* **The request**
Return each line of the records with nothing changed, pictures excepted.

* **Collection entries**
○ ○ ○ ○ ○
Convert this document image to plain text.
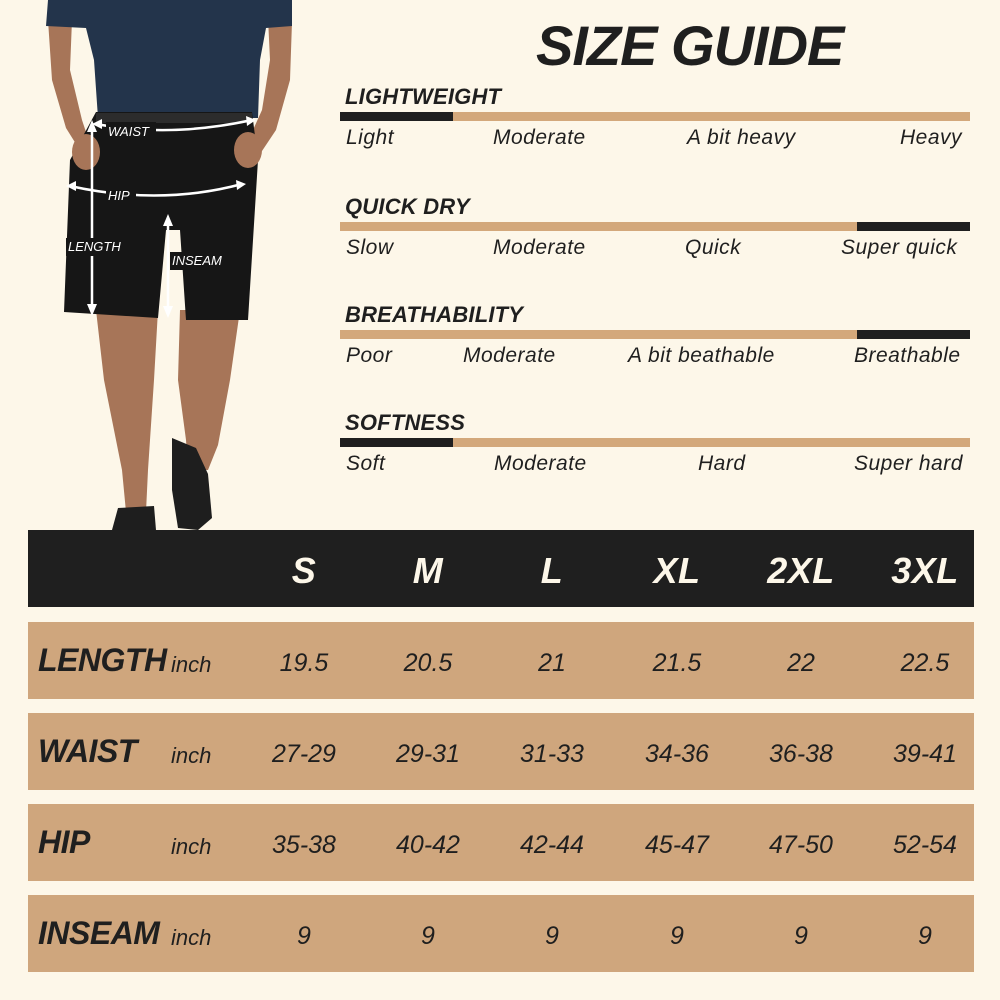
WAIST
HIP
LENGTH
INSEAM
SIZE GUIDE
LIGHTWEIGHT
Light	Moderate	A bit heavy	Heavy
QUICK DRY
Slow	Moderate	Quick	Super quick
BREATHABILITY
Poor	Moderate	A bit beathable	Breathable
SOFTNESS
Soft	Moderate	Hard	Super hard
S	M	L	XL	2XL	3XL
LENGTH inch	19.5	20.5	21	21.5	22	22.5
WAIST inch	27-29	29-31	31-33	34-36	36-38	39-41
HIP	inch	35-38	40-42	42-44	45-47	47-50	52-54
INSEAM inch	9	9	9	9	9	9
○ ○ ○ ○ ○
* **Exercise result**
Convert this document image to plain text.
WAIST
HIP
LENGTH
INSEAM
SIZE GUIDE
LIGHTWEIGHT
Light	Moderate	A bit heavy	Heavy
QUICK DRY
Slow	Moderate	Quick	Super quick
BREATHABILITY
Poor	Moderate	A bit beathable	Breathable
SOFTNESS
Soft	Moderate	Hard	Super hard
S	M	L	XL	2XL	3XL
LENGTH inch	19.5	20.5	21	21.5	22	22.5
WAIST inch	27-29	29-31	31-33	34-36	36-38	39-41
HIP	inch	35-38	40-42	42-44	45-47	47-50	52-54
INSEAM inch	9	9	9	9	9	9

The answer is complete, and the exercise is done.